Text to read
[start]

Notice of Special General Meeting
12 5월 2009 - 7:20PM
UK Regulatory
TIDMZIP
12 May 2009
Zone-IP Ltd
(`Zone-IP' or `the Company')
(LSE:ZIP)
Availability of the report and accounts, notice of special general meeting and
proposed cancellation of admission to trading on AIM
Zone-IP announces that it has posted a notice of a special general meeting (the
"SGM") as well as the Company's 2008 Report and Accounts to the Company's
shareholders today.
The SGM will take place on 17 June 2009 at 10.00 am (London time) at the
offices of John East & Partners Limited, 10 Finsbury Square, London EC2A 1AD,
UK.
At the SGM, the Company's shareholders (the "Shareholders") will be requested
to consider and vote on the proposal to cancel the admission of the Company's
ordinary shares to trading on the AIM market of the London Stock Exchange ("AIM
"), in accordance with Rule 41 of the AIM Rules. Under Rule 41 of the AIM
Rules, the adoption of such resolution is subject to the approval of holders of
at least 75 per cent of the Company's share capital represented and voted at
the Meeting. If Shareholders approve the proposed resolution, it is expected
that the cancellation of the admission will take place at 7 a.m. UK time on 24
June 2009.
In the past two years, there has been very limited trading in the Company's
shares. Since 1 January 2008, only 321,301 ordinary shares of the Company have
been traded on the market, representing 0.63 per cent. of the issued share
capital of the Company, at a total monetary value of under GBP22,750. At the same
time, the Company has been incurring significant costs and expenses relating to
its listing on AIM, including fees paid to the Company's nominated adviser and
broker and the registrar, annual fees paid to AIM, costs relating to public
announcements and certain fees and expenses of directors and legal counsel
fees. The Directors believe that, in light of the foregoing, it is in the best
interests of Shareholders to cancel the admission of the Company's shares to
AIM, thereby significantly reducing the Company's costs and expenses.

[end]

Provided information
[start]

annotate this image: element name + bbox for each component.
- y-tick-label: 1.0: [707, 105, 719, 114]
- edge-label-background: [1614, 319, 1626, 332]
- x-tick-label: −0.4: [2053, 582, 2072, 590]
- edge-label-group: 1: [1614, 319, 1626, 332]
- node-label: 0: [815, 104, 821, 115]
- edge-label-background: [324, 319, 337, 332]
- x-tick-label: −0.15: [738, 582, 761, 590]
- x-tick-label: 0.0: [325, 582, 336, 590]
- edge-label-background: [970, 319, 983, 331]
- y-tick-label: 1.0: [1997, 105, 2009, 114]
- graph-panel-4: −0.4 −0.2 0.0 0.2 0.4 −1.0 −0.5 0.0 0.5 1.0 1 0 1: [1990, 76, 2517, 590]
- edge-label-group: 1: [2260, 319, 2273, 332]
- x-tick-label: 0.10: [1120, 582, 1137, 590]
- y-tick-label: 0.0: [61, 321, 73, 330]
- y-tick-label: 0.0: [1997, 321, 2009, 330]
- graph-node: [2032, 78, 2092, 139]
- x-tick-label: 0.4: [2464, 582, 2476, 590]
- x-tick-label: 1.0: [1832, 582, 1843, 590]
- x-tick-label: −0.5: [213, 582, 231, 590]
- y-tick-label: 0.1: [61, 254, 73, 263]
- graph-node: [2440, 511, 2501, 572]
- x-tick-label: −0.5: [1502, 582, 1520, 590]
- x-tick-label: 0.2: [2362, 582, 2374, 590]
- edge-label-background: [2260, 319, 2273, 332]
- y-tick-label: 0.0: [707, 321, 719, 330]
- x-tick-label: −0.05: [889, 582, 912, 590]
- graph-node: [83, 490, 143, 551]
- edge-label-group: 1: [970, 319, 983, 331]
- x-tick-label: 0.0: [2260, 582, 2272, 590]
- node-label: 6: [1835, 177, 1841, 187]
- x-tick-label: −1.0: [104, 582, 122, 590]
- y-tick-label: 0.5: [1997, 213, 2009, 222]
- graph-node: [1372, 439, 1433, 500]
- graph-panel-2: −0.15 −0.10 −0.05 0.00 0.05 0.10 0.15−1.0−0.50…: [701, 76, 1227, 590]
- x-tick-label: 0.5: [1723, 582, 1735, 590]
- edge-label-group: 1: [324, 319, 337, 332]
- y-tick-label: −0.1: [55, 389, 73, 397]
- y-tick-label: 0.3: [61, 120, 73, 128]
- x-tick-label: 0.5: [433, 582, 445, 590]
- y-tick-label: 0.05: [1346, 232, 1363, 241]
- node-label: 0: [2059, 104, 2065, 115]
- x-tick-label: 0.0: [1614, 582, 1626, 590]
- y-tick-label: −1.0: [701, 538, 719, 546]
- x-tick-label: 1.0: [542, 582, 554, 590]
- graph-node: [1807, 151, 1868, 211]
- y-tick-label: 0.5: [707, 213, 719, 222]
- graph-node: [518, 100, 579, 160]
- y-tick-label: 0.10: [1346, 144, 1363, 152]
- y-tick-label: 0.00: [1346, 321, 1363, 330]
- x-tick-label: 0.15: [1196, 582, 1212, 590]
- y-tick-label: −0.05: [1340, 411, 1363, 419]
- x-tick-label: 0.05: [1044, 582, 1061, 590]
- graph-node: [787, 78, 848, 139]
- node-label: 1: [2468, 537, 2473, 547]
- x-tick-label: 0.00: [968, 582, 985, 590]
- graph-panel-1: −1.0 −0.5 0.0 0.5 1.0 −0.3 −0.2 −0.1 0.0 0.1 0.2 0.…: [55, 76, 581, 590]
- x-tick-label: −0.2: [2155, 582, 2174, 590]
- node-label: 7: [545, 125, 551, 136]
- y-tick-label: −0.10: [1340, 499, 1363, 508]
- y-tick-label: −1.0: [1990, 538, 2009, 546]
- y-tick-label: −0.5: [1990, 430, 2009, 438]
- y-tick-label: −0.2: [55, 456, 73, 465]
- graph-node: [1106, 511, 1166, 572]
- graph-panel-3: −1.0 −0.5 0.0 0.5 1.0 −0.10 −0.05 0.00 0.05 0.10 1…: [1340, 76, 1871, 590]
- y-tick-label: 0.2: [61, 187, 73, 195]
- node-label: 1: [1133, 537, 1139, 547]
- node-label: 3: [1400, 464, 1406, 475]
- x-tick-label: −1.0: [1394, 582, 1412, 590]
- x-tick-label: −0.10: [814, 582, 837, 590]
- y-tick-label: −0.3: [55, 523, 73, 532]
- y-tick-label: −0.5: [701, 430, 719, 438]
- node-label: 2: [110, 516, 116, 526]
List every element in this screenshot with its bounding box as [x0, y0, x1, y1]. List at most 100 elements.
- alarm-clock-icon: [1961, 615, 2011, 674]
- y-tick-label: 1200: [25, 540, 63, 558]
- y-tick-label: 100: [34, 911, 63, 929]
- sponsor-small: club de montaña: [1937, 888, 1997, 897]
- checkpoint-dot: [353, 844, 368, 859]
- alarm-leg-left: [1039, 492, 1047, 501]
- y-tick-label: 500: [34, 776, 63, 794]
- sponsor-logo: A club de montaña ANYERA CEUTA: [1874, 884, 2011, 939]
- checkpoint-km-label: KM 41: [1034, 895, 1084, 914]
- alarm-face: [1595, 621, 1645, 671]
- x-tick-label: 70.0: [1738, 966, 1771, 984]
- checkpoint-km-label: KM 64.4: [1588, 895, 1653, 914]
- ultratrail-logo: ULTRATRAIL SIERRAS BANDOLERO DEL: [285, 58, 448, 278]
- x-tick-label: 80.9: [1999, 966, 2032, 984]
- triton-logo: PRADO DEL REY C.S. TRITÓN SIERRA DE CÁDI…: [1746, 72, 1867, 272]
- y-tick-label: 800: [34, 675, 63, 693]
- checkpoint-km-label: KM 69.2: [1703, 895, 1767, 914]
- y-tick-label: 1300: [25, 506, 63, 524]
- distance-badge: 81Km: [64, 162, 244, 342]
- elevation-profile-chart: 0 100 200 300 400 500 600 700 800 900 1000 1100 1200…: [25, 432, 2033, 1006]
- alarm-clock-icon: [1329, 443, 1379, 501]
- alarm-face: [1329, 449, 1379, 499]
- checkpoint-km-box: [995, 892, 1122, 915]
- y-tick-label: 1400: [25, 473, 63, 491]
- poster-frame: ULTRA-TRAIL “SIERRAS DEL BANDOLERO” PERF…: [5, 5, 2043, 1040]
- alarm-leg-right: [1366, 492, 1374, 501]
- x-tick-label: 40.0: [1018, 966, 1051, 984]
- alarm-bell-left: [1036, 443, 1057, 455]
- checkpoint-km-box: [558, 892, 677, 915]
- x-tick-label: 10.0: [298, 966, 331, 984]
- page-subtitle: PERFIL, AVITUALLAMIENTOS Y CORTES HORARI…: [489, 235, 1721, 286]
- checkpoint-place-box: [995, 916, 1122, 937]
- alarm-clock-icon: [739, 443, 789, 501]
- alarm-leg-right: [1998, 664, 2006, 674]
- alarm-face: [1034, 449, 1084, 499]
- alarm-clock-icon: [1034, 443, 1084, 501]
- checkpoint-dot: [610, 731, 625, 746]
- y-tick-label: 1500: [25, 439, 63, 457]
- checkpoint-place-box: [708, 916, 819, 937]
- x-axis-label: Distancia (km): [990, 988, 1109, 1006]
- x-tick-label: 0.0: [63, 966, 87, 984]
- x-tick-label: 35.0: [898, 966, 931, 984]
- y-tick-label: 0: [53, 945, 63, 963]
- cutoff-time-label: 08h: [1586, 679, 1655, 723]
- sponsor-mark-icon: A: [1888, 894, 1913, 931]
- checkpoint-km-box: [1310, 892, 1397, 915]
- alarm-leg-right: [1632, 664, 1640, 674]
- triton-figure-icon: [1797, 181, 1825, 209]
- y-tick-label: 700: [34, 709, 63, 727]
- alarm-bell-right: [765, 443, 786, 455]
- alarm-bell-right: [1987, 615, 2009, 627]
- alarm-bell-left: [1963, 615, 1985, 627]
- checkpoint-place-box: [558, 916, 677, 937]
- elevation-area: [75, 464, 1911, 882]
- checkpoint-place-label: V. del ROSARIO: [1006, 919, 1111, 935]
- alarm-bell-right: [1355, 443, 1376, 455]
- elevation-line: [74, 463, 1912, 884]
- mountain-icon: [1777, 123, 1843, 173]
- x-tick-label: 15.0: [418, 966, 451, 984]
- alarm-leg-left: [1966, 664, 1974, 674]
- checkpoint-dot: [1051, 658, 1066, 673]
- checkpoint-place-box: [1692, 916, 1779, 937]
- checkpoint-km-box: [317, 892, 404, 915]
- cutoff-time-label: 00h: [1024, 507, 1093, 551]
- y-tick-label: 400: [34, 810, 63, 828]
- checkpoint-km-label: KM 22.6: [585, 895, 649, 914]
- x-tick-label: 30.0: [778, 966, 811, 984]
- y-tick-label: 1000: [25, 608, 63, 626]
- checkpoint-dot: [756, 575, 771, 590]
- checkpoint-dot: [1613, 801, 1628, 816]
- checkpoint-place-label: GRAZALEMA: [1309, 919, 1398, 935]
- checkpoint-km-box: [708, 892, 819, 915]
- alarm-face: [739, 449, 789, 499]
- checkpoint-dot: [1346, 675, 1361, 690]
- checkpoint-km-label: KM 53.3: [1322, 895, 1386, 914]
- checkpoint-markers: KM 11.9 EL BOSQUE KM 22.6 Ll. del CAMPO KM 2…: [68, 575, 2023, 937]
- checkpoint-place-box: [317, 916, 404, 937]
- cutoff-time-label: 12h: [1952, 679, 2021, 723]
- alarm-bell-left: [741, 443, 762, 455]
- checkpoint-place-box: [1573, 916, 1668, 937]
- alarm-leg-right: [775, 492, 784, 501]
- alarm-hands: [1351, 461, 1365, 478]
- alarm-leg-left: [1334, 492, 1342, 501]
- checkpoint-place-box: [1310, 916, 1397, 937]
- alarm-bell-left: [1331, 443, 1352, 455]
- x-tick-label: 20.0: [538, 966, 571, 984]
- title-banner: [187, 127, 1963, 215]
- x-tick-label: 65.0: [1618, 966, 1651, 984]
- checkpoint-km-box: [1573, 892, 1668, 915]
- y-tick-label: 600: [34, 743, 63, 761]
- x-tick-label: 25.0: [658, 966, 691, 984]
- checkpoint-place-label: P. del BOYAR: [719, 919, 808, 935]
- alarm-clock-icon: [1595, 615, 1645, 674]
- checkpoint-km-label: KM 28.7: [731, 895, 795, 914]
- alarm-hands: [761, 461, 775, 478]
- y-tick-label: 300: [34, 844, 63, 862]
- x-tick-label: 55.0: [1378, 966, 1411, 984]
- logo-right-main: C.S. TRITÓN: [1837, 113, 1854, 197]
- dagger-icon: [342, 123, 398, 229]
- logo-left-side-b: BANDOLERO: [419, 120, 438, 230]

[end]

What you need to do
1. Answer these from the Zone-IP meeting notice:
(a) At whose offices will the special general meeting be held?
(b) What level of approval does Rule 41 of the AIM Rules require for the resolution?
(c) How many ordinary shares of the Company have been traded since 1 January 2008?
2. Transcribe the Zone-IP meeting notice, starting with "Availability of the" and going on through "shareholders today.".
3. Go on with the Zone-IP meeting notice from its last sentence.
The listing has no role in any of this work.

In response
1.
(a) John East & Partners Limited, 10 Finsbury Square, London EC2A 1AD, UK.
(b) Holders of at least 75 per cent of the Company's share capital represented and voted at the Meeting.
(c) 321,301.

2.
Availability of the report and accounts, notice of special general meeting and
proposed cancellation of admission to trading on AIM
Zone-IP announces that it has posted a notice of a special general meeting (the
"SGM") as well as the Company's 2008 Report and Accounts to the Company's
shareholders today.

3.
Shareholders should note that cancellation of admission is likely to reduce
significantly the liquidity and marketability of the Company's shares and
Shareholders will no longer be able to effect transactions in the Company's
shares on market. Following cancellation, the Company intends to terminate the
Depository Agreement entered into between the Company and the Depository (the
Issuer of Depository Interests), Capita IRG Trustees Limited ("Capita") on 3
May 2005 (the "Depository Agreement"). Such termination shall take effect 45
days following the Company's notice to Capita of termination. Upon termination
of the Depository Agreement, the Depository Interest facility maintained by
Capita will be disabled and a share certificate will be despatched to each of
the Depository Interests holders.
In the event the resolution to cancel the admission of the Company's ordinary
shares to AIM is approved as proposed, the Meeting will be adjourned until the
cancellation of admission of the Company's shares to trading on AIM is
completed, which is expected to occur on 24 June 2009. Thereafter, the Meeting
will be re-convened to consider the following:
1. An amendment of the Terms of Remuneration of Mr. Tal Barnoach, the Executive
Vice-Chairman of the Company's Board of Directors
Conditional upon the cancellation of admission of the Company's shares to
trading on AIM becoming effective as proposed above, the Shareholders will be
requested to consider and approve an amendment to the terms of remuneration of
Mr. Tal Barnoach, the Executive Vice-Chairman of the Board, for each of the
years 2008 and 2009.
2. Indemnification undertakings
Conditional upon the cancellation of admission of the Company's shares to
trading on AIM becoming effective as proposed above, the Shareholders will be
requested to consider and approve the entering by the Company into
indemnification agreements with each of its current and future directors.
3. Insurance of Directors
Conditional upon the cancellation of admission of the Company's shares to
trading on AIM becoming effective as proposed above, the Shareholders will be
requested to consider and approve the purchase by the Company from time to time
of an insurance policy covering the actions and omissions of its current and
future directors.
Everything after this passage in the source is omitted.